Valle Mandriole a secco: "La Regione crei nuove prese d'acqua"

A chiederlo è il consigliere regionale della Lega, Andrea Liverani,che mercoledì ha depositato un'interrogazione in merito

“La Regione Emilia-Romagna faccia qualcosa per tutelare Valle Mandriole, una delle più importanti paludi d’acqua dolce d’Italia, inserita all'interno del Parco del Delta Po”. A chiederlo è il consigliere regionale della Lega, Andrea Liverani,che mercoledì ha depositato un'interrogazione con la quale chiede alla Giunta di viale Aldo Moro “se siano previsti e, nel caso, quali siano, i programmi del Comune di Ravenna finalizzati a ridare acqua alla Valle Mandriole” e “se siano previsti investimenti da parte della Regione per la riqualificazione ambientale della Valle e per la creazione di nuove prese d’acqua”.

All’interno della Valle Mandriole, fino a pochi anni fa, erano presenti 45 specie di uccelli tutelate dalla direttiva 09/147/UE, tuttavia, “come ho potuto constatare di persona la Valle sta lentamente cadendo in uno stato di abbandono per via della mancanza di un vero e proprio ricircolo dell’acqua che compromette quindi l’ecosistema della zona” spiega l'esponente del Carroccio. Dal 2013 il sito di Valle Mandriole ha visto un preoccupante peggioramento della sua naturalità, problema legato alla carenza di acqua dolce per via del suo costo elevato e ai prosciugamenti estivi, tant'è che negli ultimi 15 anni centinaia di specie si sono estinte, nello specifico la quasi totalità delle piante acquatiche e tutti gli invertebrati acquatici.

“Il problema è connesso a due ordini di motivi: primo, Valle Mandriole non dispone di una presa d’acqua dal fiume Lamone, in quanto il sifone che permetteva di alimentare la valle prendendo acqua dal Carrarino è compromesso; secondo, la presa d’acqua dal fiume Reno è di proprietà di un soggetto privato il quale concede l’acqua in modo occasionale senza possibilità di programmazione - spiega Liverani - Quel che è certo è che attualmente il livello delle acque in Valle Mandriole è molto basso e, poiché già in passato la Regione Emilia-Romagna tramite il “Servizio Aree Protette Foreste e Sviluppo della Montagna” aveva avvertito il direttore dell’Ente di gestione del Parco ed il responsabile del Servizio ambiente del Comune di Ravenna, sullo stato degli habitat e delle specie animali in via di estinzione, è bene che oggi si passi dalle parole ai fatti".

Istruzioni di lavoro — Estrai dal brano su Valle Mandriole il tratto che comincia con "All’interno della Valle" e prosegue fino a "gli invertebrati acquatici.", copiandolo parola per parola.

Dati estratti da una raccolta —

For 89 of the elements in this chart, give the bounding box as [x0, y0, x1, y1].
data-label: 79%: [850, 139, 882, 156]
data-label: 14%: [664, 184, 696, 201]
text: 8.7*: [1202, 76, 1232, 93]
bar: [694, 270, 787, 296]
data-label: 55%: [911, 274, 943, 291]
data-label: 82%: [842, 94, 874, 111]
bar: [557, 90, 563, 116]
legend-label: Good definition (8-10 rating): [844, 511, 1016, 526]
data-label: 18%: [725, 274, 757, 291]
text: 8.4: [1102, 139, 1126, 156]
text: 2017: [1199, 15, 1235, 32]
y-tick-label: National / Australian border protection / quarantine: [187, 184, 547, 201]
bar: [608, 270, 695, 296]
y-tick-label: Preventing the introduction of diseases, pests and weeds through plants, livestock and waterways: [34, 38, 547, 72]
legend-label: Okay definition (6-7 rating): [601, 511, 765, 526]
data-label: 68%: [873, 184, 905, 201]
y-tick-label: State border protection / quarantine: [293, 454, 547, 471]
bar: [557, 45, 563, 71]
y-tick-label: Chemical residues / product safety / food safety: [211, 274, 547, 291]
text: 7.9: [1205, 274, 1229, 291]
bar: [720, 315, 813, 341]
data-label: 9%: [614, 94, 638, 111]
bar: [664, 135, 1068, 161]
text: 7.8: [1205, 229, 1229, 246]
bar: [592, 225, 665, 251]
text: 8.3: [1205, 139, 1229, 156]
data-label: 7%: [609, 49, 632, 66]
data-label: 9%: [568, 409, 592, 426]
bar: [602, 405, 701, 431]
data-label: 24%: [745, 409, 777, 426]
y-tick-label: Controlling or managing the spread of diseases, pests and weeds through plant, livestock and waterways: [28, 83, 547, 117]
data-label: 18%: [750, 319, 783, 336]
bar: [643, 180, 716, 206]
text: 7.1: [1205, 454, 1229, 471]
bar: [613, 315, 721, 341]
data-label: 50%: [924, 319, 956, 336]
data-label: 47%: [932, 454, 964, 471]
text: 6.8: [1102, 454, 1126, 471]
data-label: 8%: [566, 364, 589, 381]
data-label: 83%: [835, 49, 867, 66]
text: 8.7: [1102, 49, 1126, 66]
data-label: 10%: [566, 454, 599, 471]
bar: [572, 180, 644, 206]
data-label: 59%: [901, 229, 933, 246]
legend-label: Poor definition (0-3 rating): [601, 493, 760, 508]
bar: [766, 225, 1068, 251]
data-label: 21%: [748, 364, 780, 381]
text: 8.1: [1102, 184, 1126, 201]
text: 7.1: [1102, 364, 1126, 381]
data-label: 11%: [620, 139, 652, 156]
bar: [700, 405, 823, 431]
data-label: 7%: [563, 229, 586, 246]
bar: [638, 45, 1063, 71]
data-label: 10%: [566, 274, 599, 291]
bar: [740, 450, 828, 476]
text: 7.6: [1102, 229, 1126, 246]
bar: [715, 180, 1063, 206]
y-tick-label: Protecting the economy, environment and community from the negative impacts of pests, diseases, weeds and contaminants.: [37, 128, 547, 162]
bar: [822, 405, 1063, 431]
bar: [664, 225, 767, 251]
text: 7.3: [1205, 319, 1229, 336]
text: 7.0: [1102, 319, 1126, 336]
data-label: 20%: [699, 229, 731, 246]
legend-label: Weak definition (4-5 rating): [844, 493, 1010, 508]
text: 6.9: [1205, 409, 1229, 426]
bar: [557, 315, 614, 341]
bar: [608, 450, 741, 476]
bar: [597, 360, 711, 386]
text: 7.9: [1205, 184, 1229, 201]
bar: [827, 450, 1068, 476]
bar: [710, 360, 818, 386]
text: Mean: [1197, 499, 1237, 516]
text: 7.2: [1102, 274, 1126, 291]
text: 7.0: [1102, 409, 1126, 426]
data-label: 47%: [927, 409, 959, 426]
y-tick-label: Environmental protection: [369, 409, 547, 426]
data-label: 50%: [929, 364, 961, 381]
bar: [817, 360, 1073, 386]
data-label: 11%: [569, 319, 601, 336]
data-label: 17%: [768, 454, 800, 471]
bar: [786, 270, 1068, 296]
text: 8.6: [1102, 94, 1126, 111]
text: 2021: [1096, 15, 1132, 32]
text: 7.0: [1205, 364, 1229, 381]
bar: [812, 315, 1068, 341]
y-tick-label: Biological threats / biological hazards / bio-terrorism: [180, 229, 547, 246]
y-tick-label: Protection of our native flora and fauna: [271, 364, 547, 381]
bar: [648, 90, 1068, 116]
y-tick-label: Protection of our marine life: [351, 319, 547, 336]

Soluzione scritta —
All’interno della Valle Mandriole, fino a pochi anni fa, erano presenti 45 specie di uccelli tutelate dalla direttiva 09/147/UE, tuttavia, “come ho potuto constatare di persona la Valle sta lentamente cadendo in uno stato di abbandono per via della mancanza di un vero e proprio ricircolo dell’acqua che compromette quindi l’ecosistema della zona” spiega l'esponente del Carroccio. Dal 2013 il sito di Valle Mandriole ha visto un preoccupante peggioramento della sua naturalità, problema legato alla carenza di acqua dolce per via del suo costo elevato e ai prosciugamenti estivi, tant'è che negli ultimi 15 anni centinaia di specie si sono estinte, nello specifico la quasi totalità delle piante acquatiche e tutti gli invertebrati acquatici.